## Task details
Resume the forum thread about the newly planted 29-gallon aquarium, writing on from after its last sentence.

## Text segment
────────────────────────────────────────

# Newly planted 29 gallon tank



## cory30 (Apr 22, 2012)

I just planted this tank 2 weeks ago and it's my first planted tank. Within the first 2 weeks, i've already had to trim my Wisteria as it has already grown to the water surface!!The plants in the tank are-- Rotala Rotundifolia, Lindernia Rotundifolia varigated, Wisteria, Red Foxtail, Vallisneria, Dwarf Aquarium Lilies, Cryptocoryne Spiralis, Crypto. Wendtii Red, Crypto. Wendtii Tropica, Crypto. Lutea, Ruby Red Melon Sword Plant, Java Ferns, Anubias Nana Narrowleaf, and 5 bunches of Lilaeopsis Mautitius as a foreground. I keep a SA community set up of fish with 2 Bolivian Rams, 2 Laetecara Curviceps, 7 Red Minor Tetras and a Chinese Algae eater. I'll update progress of tank as it fills out and hopefully i'll soon have a great looking planted tank!!

────────────────────────────────────────

## Information provided

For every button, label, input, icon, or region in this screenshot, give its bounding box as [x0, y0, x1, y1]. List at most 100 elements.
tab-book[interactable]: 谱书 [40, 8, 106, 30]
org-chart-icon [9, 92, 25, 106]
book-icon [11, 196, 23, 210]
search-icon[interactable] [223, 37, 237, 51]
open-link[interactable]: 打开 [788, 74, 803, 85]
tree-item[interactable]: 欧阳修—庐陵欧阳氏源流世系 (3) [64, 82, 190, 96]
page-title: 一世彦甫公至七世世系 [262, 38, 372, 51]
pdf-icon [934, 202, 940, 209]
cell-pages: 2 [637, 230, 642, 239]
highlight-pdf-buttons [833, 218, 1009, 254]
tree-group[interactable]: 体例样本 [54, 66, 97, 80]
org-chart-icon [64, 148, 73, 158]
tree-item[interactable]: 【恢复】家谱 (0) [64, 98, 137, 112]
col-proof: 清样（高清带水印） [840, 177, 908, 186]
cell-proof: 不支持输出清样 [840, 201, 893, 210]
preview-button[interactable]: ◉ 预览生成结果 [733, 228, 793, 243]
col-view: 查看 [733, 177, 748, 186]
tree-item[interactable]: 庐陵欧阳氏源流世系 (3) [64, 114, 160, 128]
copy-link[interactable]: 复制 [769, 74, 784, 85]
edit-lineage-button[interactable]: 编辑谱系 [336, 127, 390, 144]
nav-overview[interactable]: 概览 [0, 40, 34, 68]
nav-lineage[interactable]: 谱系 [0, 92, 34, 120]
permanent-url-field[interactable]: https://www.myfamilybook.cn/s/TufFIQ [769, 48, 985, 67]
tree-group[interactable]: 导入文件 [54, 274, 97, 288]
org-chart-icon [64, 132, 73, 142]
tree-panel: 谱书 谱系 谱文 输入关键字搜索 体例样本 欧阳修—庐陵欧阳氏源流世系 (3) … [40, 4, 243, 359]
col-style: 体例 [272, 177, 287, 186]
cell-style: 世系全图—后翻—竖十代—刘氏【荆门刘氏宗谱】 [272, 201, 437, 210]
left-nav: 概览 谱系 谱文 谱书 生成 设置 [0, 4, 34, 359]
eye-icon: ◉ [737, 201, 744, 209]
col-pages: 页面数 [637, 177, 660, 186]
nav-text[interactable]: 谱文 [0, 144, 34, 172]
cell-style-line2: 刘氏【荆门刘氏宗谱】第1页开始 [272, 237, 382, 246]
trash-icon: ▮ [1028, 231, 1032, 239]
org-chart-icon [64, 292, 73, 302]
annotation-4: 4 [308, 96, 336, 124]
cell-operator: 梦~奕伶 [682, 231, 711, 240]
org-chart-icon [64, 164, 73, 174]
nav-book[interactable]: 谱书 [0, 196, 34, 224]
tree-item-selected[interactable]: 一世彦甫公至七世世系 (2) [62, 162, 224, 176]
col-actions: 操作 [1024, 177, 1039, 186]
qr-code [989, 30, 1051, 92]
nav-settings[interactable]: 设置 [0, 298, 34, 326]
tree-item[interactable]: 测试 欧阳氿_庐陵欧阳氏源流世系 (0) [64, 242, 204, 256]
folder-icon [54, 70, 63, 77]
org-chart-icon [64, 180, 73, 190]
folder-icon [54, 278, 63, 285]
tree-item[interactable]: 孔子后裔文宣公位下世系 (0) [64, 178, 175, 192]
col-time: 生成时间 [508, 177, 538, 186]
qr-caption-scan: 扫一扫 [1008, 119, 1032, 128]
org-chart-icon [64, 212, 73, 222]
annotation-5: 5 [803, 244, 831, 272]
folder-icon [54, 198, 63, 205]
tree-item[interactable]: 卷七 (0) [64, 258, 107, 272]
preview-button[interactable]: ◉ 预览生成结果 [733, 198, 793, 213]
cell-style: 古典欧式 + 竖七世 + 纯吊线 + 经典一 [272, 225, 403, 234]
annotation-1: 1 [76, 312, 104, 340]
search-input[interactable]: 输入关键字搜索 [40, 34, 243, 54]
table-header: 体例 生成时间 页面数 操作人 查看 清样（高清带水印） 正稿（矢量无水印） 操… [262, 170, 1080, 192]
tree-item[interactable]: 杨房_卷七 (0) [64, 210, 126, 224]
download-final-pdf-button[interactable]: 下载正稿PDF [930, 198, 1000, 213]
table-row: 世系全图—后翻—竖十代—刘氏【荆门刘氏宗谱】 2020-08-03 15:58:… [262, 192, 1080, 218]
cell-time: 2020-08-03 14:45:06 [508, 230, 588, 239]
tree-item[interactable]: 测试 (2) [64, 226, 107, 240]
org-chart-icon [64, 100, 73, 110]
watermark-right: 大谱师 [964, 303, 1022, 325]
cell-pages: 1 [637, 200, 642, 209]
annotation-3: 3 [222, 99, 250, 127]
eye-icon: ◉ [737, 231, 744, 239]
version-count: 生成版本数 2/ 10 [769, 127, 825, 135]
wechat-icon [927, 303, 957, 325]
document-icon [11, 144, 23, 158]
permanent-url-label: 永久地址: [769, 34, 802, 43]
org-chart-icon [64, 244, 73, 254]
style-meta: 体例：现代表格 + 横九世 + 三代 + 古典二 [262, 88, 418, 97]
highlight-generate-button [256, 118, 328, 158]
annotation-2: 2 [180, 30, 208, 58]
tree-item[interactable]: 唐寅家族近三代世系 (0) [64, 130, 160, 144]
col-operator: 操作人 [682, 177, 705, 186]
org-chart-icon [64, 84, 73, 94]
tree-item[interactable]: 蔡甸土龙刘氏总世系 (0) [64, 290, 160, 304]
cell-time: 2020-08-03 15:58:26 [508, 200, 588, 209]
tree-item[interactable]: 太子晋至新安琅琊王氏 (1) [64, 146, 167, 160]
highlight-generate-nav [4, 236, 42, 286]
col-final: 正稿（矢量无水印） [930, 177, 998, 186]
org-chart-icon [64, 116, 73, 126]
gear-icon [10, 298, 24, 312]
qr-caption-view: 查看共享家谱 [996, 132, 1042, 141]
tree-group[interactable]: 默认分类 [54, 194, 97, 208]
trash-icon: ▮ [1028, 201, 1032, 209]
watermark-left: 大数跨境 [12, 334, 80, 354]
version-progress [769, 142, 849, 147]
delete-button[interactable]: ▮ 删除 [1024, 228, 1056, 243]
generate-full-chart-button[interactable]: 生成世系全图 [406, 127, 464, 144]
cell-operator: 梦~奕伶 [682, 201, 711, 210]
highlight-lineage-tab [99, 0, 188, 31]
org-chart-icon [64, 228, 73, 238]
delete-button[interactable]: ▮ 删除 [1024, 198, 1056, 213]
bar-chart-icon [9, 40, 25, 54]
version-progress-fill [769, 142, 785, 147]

────────────────────────────────────────

## Task output
----------



## niceseol (Mar 7, 2012)

looks good. good luck!


----------



## cory30 (Apr 22, 2012)

niceseol said:


> looks good. good luck!


 Thank you, it's very exciting seeing growth. My fish just love swimming through all the plants. They each have their own spot they hide at every night. Never quite realized just how much better the live plants look in an aquarium.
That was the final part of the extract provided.